→ **Work instructions**: Below are some records. Pull every line that contains the word "fraction".

-- start of Task input --

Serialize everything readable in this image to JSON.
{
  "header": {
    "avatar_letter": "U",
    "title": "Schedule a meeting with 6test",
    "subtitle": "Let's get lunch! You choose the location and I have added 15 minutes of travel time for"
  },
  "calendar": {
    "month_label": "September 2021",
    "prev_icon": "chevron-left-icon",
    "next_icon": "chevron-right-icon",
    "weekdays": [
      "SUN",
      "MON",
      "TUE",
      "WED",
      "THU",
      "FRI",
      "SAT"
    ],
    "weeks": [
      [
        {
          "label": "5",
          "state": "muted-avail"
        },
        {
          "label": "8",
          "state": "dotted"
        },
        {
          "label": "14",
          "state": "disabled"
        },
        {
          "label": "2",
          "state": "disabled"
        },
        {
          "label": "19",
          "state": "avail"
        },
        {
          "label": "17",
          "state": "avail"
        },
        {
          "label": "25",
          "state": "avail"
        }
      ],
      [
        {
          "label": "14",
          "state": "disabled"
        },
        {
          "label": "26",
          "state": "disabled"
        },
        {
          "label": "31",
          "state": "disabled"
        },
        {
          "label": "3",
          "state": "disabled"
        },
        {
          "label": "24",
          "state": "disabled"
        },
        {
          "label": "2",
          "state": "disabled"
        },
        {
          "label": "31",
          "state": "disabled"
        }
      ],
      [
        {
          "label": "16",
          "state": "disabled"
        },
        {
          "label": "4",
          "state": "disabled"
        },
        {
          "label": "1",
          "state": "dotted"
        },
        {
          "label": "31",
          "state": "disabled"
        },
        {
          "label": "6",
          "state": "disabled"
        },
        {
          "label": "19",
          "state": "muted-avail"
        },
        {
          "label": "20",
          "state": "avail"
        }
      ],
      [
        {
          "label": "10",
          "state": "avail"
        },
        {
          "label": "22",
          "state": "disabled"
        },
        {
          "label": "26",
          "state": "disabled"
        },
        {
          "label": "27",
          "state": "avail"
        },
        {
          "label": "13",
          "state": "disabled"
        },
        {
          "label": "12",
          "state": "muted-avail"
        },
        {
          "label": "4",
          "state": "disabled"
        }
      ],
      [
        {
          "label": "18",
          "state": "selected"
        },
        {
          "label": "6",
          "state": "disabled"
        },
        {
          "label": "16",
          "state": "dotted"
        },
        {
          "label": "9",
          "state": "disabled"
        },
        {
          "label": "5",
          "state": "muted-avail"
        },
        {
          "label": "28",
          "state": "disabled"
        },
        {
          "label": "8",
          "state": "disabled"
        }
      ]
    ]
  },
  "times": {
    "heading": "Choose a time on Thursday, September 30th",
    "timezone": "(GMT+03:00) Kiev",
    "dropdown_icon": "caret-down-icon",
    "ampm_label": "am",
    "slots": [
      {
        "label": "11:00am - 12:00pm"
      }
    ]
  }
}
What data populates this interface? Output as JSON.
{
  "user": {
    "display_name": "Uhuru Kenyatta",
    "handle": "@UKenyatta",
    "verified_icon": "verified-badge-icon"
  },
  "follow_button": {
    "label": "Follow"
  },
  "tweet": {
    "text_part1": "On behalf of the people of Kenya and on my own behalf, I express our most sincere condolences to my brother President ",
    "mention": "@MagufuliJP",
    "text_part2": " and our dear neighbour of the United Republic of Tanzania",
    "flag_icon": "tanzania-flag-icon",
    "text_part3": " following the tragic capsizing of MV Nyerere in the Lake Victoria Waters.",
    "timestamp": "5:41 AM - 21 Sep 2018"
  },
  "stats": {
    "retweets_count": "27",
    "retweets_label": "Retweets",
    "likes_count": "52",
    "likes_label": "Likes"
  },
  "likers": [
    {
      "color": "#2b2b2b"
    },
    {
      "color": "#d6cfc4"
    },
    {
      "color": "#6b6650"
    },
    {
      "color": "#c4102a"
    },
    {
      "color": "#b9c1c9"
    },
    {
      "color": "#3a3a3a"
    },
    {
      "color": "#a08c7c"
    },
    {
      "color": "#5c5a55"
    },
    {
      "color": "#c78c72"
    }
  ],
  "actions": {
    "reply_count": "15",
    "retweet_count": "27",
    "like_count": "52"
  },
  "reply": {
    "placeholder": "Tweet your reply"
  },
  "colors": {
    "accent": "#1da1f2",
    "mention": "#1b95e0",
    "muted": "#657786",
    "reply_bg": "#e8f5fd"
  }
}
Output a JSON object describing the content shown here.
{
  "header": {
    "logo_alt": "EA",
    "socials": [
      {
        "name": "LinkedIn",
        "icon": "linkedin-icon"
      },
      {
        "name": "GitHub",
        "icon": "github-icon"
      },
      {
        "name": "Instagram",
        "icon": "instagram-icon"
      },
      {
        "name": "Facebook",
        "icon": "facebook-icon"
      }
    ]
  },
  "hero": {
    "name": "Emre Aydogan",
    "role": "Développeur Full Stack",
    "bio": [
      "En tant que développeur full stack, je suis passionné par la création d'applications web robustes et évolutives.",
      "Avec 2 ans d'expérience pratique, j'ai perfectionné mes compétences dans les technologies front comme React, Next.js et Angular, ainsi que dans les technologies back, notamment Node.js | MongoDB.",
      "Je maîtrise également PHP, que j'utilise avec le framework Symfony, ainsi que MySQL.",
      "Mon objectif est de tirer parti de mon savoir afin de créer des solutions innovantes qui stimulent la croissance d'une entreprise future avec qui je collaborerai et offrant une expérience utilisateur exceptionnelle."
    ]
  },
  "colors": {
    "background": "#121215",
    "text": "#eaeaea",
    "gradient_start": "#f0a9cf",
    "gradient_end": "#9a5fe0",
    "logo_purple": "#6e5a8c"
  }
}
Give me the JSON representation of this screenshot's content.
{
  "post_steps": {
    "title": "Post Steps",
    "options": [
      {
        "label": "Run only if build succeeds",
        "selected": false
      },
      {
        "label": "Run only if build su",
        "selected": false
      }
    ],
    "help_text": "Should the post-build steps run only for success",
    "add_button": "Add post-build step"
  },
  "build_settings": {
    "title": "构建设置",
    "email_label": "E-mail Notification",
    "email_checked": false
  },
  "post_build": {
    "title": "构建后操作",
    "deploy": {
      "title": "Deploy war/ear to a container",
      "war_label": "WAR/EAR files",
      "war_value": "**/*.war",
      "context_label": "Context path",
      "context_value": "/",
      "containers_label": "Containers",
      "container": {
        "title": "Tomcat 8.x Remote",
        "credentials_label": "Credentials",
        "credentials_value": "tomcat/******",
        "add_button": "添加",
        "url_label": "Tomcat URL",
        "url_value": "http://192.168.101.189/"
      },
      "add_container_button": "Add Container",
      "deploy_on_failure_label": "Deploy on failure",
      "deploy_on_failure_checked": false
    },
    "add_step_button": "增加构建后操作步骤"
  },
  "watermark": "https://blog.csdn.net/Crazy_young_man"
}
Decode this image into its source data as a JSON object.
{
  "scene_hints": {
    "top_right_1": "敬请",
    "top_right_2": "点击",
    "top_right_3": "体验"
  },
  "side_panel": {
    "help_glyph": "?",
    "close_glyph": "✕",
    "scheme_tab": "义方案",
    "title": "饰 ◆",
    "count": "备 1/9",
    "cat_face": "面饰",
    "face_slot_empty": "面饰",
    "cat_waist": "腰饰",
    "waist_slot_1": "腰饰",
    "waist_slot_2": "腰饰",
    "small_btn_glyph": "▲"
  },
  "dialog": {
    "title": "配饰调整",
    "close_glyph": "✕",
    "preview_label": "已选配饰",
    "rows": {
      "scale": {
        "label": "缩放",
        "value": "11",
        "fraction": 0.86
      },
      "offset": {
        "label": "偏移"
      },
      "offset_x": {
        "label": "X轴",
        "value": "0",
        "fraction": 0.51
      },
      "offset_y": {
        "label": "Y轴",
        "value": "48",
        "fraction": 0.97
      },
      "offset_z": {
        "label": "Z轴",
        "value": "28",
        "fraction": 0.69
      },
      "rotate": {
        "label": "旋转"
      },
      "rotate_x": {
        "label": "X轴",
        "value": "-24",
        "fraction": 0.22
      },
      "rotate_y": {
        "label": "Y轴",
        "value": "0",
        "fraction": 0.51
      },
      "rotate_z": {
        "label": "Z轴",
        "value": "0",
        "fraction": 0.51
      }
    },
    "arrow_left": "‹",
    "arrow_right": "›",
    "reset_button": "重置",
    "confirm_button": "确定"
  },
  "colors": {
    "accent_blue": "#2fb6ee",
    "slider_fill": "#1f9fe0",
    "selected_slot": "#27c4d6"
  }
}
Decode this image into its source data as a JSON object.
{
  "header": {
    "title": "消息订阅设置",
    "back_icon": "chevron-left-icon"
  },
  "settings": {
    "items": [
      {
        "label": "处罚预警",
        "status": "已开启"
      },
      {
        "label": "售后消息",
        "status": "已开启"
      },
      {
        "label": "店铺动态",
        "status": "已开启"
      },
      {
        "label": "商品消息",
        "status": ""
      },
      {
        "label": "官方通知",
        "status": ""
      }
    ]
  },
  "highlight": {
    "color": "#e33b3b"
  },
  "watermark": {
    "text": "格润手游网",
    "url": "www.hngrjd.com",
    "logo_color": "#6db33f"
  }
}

-- end of Task input --

→ **Complete answer**:
        "fraction": 0.86
        "fraction": 0.51
        "fraction": 0.97
        "fraction": 0.69
        "fraction": 0.22
        "fraction": 0.51
        "fraction": 0.51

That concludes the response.